● **DATASET CONTENT**
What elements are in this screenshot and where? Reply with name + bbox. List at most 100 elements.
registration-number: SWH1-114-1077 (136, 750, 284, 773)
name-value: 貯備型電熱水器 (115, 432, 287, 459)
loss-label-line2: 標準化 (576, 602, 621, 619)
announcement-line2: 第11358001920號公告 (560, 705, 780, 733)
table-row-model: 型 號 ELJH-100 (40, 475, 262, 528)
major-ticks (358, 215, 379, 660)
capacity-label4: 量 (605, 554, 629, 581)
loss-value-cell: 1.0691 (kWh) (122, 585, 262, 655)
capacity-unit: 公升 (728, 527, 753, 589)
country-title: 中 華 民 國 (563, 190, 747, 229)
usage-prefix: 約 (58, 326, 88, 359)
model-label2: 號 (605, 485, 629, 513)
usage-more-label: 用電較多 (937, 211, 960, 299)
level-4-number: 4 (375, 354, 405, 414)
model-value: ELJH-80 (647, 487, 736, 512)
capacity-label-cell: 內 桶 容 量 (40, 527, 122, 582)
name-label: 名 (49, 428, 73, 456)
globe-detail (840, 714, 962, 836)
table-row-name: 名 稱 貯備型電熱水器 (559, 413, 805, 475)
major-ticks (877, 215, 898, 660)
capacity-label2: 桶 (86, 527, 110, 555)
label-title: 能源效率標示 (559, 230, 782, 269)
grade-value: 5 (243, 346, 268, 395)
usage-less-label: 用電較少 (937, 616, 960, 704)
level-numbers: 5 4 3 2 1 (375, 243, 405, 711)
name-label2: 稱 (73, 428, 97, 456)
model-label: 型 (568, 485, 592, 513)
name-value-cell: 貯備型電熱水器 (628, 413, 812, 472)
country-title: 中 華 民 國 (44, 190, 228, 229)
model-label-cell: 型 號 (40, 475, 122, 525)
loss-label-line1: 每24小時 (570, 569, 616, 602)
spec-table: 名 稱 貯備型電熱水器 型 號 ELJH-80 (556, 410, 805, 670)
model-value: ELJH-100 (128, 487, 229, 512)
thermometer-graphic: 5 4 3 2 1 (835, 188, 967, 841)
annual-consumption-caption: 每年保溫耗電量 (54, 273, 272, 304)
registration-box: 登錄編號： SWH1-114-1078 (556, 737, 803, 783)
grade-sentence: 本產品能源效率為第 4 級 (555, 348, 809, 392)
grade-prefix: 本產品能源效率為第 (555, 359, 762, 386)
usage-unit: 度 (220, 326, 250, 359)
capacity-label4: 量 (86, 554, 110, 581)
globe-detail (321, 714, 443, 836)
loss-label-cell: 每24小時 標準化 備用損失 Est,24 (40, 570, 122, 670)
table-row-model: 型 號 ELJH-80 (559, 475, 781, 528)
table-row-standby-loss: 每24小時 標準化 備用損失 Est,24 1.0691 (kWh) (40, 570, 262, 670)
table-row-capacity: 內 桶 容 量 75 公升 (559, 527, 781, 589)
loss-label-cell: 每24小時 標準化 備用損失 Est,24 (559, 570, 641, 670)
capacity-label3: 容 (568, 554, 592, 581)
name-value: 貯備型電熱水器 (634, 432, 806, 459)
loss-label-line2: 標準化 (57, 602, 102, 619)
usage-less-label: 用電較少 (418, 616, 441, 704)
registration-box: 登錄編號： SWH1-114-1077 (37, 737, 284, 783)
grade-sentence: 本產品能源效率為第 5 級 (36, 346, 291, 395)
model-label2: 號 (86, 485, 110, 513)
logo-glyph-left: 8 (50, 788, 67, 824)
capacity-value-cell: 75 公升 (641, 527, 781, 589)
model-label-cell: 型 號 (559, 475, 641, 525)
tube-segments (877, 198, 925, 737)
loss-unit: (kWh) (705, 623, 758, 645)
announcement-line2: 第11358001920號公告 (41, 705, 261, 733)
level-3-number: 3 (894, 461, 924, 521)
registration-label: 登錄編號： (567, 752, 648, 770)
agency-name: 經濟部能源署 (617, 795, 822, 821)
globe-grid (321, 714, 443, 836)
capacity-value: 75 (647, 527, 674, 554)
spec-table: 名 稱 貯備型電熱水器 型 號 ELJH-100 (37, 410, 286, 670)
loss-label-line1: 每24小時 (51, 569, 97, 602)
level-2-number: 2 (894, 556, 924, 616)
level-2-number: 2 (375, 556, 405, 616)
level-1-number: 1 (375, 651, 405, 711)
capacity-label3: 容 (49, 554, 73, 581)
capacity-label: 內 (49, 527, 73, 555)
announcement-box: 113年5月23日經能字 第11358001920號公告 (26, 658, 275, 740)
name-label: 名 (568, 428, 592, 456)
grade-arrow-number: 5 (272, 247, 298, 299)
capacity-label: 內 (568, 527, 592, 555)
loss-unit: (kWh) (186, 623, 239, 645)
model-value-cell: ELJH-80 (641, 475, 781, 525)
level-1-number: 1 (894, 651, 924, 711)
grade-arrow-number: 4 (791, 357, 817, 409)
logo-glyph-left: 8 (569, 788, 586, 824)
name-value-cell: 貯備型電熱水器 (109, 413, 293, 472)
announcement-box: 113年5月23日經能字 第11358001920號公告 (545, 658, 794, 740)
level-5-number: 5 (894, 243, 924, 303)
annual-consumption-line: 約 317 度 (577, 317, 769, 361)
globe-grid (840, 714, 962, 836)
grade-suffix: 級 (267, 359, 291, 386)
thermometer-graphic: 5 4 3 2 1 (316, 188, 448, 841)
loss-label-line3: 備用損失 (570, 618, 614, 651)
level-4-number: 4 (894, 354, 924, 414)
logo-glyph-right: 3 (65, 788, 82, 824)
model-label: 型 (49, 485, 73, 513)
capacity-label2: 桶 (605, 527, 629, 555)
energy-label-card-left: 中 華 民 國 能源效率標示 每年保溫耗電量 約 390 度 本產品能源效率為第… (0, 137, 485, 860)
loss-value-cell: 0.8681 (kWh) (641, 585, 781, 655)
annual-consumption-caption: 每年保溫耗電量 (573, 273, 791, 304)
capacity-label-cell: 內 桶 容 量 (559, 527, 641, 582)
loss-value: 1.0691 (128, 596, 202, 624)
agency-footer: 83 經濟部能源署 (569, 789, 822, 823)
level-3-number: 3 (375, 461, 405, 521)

● **INSTRUCTIONS FOR THE TASK**
Could you copy out every line of the entries above, character for character, with nothing changed?

● **OUTPUT BELOW**
What elements are in this screenshot and where? Reply with name + bbox. List at most 100 elements.
registration-number: SWH1-114-1077 (136, 750, 284, 773)
name-value: 貯備型電熱水器 (115, 432, 287, 459)
loss-label-line2: 標準化 (576, 602, 621, 619)
announcement-line2: 第11358001920號公告 (560, 705, 780, 733)
table-row-model: 型 號 ELJH-100 (40, 475, 262, 528)
major-ticks (358, 215, 379, 660)
capacity-label4: 量 (605, 554, 629, 581)
loss-value-cell: 1.0691 (kWh) (122, 585, 262, 655)
capacity-unit: 公升 (728, 527, 753, 589)
country-title: 中 華 民 國 (563, 190, 747, 229)
usage-prefix: 約 (58, 326, 88, 359)
model-label2: 號 (605, 485, 629, 513)
usage-more-label: 用電較多 (937, 211, 960, 299)
level-4-number: 4 (375, 354, 405, 414)
model-value: ELJH-80 (647, 487, 736, 512)
capacity-label-cell: 內 桶 容 量 (40, 527, 122, 582)
name-label: 名 (49, 428, 73, 456)
globe-detail (840, 714, 962, 836)
table-row-name: 名 稱 貯備型電熱水器 (559, 413, 805, 475)
major-ticks (877, 215, 898, 660)
capacity-label2: 桶 (86, 527, 110, 555)
label-title: 能源效率標示 (559, 230, 782, 269)
grade-value: 5 (243, 346, 268, 395)
usage-less-label: 用電較少 (937, 616, 960, 704)
level-numbers: 5 4 3 2 1 (375, 243, 405, 711)
name-label2: 稱 (73, 428, 97, 456)
model-label: 型 (568, 485, 592, 513)
name-value-cell: 貯備型電熱水器 (628, 413, 812, 472)
country-title: 中 華 民 國 (44, 190, 228, 229)
model-label-cell: 型 號 (40, 475, 122, 525)
loss-label-line1: 每24小時 (570, 569, 616, 602)
spec-table: 名 稱 貯備型電熱水器 型 號 ELJH-80 (556, 410, 805, 670)
model-value: ELJH-100 (128, 487, 229, 512)
thermometer-graphic: 5 4 3 2 1 (835, 188, 967, 841)
annual-consumption-caption: 每年保溫耗電量 (54, 273, 272, 304)
registration-box: 登錄編號： SWH1-114-1078 (556, 737, 803, 783)
grade-sentence: 本產品能源效率為第 4 級 (555, 348, 809, 392)
grade-prefix: 本產品能源效率為第 (555, 359, 762, 386)
usage-unit: 度 (220, 326, 250, 359)
capacity-label4: 量 (86, 554, 110, 581)
globe-detail (321, 714, 443, 836)
loss-label-cell: 每24小時 標準化 備用損失 Est,24 (40, 570, 122, 670)
table-row-model: 型 號 ELJH-80 (559, 475, 781, 528)
table-row-standby-loss: 每24小時 標準化 備用損失 Est,24 1.0691 (kWh) (40, 570, 262, 670)
table-row-capacity: 內 桶 容 量 75 公升 (559, 527, 781, 589)
loss-label-cell: 每24小時 標準化 備用損失 Est,24 (559, 570, 641, 670)
capacity-label3: 容 (568, 554, 592, 581)
name-value: 貯備型電熱水器 (634, 432, 806, 459)
loss-label-line2: 標準化 (57, 602, 102, 619)
usage-less-label: 用電較少 (418, 616, 441, 704)
registration-box: 登錄編號： SWH1-114-1077 (37, 737, 284, 783)
grade-sentence: 本產品能源效率為第 5 級 (36, 346, 291, 395)
model-label2: 號 (86, 485, 110, 513)
logo-glyph-left: 8 (50, 788, 67, 824)
capacity-value-cell: 75 公升 (641, 527, 781, 589)
model-label-cell: 型 號 (559, 475, 641, 525)
tube-segments (877, 198, 925, 737)
loss-unit: (kWh) (705, 623, 758, 645)
announcement-line2: 第11358001920號公告 (41, 705, 261, 733)
level-3-number: 3 (894, 461, 924, 521)
registration-label: 登錄編號： (567, 752, 648, 770)
agency-name: 經濟部能源署 (617, 795, 822, 821)
globe-grid (321, 714, 443, 836)
capacity-value: 75 (647, 527, 674, 554)
spec-table: 名 稱 貯備型電熱水器 型 號 ELJH-100 (37, 410, 286, 670)
loss-label-line1: 每24小時 (51, 569, 97, 602)
level-2-number: 2 (894, 556, 924, 616)
level-2-number: 2 (375, 556, 405, 616)
level-1-number: 1 (375, 651, 405, 711)
capacity-label3: 容 (49, 554, 73, 581)
capacity-label: 內 (49, 527, 73, 555)
announcement-box: 113年5月23日經能字 第11358001920號公告 (26, 658, 275, 740)
name-label: 名 (568, 428, 592, 456)
grade-arrow-number: 5 (272, 247, 298, 299)
capacity-label: 內 (568, 527, 592, 555)
loss-unit: (kWh) (186, 623, 239, 645)
model-value-cell: ELJH-80 (641, 475, 781, 525)
level-1-number: 1 (894, 651, 924, 711)
grade-arrow-number: 4 (791, 357, 817, 409)
logo-glyph-left: 8 (569, 788, 586, 824)
name-value-cell: 貯備型電熱水器 (109, 413, 293, 472)
announcement-box: 113年5月23日經能字 第11358001920號公告 (545, 658, 794, 740)
level-5-number: 5 (894, 243, 924, 303)
annual-consumption-line: 約 317 度 (577, 317, 769, 361)
globe-grid (840, 714, 962, 836)
grade-suffix: 級 (267, 359, 291, 386)
thermometer-graphic: 5 4 3 2 1 (316, 188, 448, 841)
loss-label-line3: 備用損失 (570, 618, 614, 651)
level-4-number: 4 (894, 354, 924, 414)
logo-glyph-right: 3 (65, 788, 82, 824)
model-label: 型 (49, 485, 73, 513)
capacity-label2: 桶 (605, 527, 629, 555)
energy-label-card-left: 中 華 民 國 能源效率標示 每年保溫耗電量 約 390 度 本產品能源效率為第… (0, 137, 485, 860)
loss-value-cell: 0.8681 (kWh) (641, 585, 781, 655)
annual-consumption-caption: 每年保溫耗電量 (573, 273, 791, 304)
capacity-label-cell: 內 桶 容 量 (559, 527, 641, 582)
loss-value: 1.0691 (128, 596, 202, 624)
agency-footer: 83 經濟部能源署 (569, 789, 822, 823)
level-3-number: 3 (375, 461, 405, 521)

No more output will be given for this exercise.